**Page extract**
▼▼▼

The Best Humor Will Produce Spontaneous Laughter!

Priceless Humor is all around us. Look for it. We see it with all ages from a child to senior citizen.

The really priceless humor does not require an explanation. It is obvious and produces spontaneous laughter. The best humor occurs in situations that all of us experience. For example, it may be a misunderstood comment or some otherwise unexplainable mishap.

If an explanation is necessary because someone says: "I don't get it" - the humor or joke dies.

There are some individuals who are just funny. They are able to combine ridiculousness with wit. They are popular and fun to be around. Who would you rather be around, a witty person or the guy who always seems to be depressed?

Child humor is a treasure that has many lifetime benefits. Happy parents can tell jokes, be entertaining, and provide their offspring with a happy childhood that should lay the ground work for a lifetime of happiness.

Priceless humor is a social event. It is fine to laugh at something when you are by yourself. In fact, I believe that is a healthy event. But, the really funny stuff requires another person to be present because the smiling and laughter are human interactive traits.

Priceless Jokes!

A mother was giving her five-year-old boy a bath. He began examining his groin area, and asked, “Mom, is this where my brains are?”

“Not yet, honey,” she answered.


A man walks into the kitchen, grabs his wife from behind, and says in a sexy voice, “Would you like to swap positions tonight, Darlin'?”
“Great idea,”
she says. "You wash the dishes while I zonk out in the La-Z-Boy and pass gas."


A son’s old and rather feeble father was nearing the end of his life. The son knew he was in line to inherit a fortune, and thought maybe it was time to find a female to enjoy it with. One night at a party he met a stunning woman who tuned every head in the room. When they had a chance to meet and chat, he let her know he was due to come into several million dollars when his father passed away.

▲▲▲

**Source material**
▼▼▼

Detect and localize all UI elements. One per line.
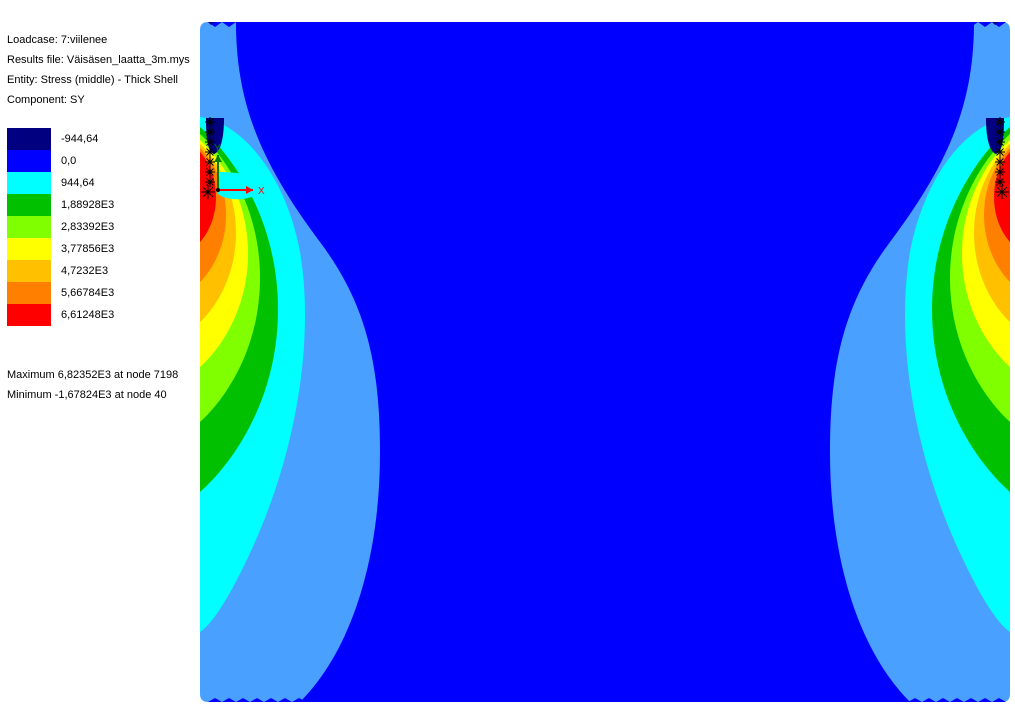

▲▲▲

**Requirements**
a – According to the humor page, what happens to the humor or joke if an explanation is necessary?
b – Write out the humor page's passage that begins at the words "Priceless Humor is all" and stops after "or joke dies.", swapping "mishap" for "blunder".
The data can be left aside.

**Expected outputs**
a – The humor or joke dies.

b –
Priceless Humor is all around us. Look for it. We see it with all ages from a child to senior citizen.

The really priceless humor does not require an explanation. It is obvious and produces spontaneous laughter. The best humor occurs in situations that all of us experience. For example, it may be a misunderstood comment or some otherwise unexplainable blunder.

If an explanation is necessary because someone says: "I don't get it" - the humor or joke dies.